#### WHAT YOU HAVE TO DO:
Gather every line below where "used" appears.

#### DATA FOR THIS TASK:
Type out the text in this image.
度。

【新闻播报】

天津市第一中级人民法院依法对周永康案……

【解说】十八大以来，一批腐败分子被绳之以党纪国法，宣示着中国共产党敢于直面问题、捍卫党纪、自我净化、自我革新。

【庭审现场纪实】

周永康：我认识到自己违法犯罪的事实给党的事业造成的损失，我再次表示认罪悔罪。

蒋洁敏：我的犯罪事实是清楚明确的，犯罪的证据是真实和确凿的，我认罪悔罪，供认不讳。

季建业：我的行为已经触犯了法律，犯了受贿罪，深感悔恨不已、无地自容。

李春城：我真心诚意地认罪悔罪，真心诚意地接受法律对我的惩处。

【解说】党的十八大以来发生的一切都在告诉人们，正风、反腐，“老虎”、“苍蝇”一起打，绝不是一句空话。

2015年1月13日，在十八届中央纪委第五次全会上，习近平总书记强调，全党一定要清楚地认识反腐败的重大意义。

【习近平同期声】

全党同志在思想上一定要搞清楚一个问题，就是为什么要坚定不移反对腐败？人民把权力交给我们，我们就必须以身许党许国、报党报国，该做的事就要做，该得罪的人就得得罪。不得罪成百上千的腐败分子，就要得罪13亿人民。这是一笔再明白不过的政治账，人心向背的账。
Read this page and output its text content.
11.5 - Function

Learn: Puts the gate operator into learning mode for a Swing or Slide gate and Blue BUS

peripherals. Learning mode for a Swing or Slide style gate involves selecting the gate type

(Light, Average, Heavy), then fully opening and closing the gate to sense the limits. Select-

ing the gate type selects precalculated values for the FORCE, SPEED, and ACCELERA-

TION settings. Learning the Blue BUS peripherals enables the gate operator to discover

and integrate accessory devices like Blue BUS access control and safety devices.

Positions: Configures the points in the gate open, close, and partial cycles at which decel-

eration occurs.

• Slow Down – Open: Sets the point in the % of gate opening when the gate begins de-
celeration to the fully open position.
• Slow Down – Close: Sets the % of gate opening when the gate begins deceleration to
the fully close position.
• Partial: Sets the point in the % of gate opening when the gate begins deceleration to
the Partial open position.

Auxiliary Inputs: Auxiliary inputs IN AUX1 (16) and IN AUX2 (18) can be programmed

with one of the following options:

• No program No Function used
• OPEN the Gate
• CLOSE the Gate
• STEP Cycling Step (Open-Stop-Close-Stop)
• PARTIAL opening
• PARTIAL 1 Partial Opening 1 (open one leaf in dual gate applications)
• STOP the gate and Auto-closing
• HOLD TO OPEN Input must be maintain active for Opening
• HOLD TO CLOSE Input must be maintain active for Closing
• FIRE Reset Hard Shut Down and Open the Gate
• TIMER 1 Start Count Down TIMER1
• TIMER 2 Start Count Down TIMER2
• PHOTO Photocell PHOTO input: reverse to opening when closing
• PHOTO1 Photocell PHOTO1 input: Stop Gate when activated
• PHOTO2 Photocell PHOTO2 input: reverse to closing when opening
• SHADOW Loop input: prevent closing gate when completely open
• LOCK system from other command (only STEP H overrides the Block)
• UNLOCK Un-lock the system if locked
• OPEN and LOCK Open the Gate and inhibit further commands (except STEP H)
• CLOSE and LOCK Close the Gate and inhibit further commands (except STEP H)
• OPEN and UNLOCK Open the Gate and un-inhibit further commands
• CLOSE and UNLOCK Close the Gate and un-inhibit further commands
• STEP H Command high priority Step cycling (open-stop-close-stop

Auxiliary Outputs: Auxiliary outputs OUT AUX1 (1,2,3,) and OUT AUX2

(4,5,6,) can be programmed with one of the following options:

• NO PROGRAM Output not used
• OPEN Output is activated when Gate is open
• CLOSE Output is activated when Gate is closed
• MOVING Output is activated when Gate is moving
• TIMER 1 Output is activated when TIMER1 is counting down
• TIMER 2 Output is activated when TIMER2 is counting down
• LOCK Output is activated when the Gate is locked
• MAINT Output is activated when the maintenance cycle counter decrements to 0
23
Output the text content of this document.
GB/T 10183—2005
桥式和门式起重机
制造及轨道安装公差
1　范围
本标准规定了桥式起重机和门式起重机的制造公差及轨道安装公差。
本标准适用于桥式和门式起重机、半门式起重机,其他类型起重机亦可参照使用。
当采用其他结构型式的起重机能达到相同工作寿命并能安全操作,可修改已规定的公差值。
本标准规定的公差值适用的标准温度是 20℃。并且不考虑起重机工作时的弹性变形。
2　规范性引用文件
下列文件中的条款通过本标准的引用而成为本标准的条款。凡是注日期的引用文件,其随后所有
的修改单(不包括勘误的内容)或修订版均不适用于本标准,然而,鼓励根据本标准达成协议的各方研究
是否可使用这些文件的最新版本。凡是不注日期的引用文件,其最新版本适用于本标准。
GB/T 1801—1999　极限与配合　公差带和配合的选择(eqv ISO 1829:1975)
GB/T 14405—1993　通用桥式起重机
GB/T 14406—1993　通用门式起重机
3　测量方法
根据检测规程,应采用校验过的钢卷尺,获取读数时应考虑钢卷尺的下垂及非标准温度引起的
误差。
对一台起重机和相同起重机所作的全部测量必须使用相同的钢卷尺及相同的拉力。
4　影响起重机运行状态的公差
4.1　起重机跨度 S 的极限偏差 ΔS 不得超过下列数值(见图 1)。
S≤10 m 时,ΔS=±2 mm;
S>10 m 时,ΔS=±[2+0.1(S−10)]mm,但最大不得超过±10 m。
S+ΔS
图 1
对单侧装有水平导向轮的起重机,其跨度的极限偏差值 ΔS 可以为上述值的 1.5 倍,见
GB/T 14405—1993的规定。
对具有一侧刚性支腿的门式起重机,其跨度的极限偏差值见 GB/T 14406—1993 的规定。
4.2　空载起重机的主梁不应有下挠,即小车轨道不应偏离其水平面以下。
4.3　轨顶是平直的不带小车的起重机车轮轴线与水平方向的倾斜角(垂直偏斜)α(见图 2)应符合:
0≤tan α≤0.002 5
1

#### WORKED ANSWER:
• No program No Function used
• NO PROGRAM Output not used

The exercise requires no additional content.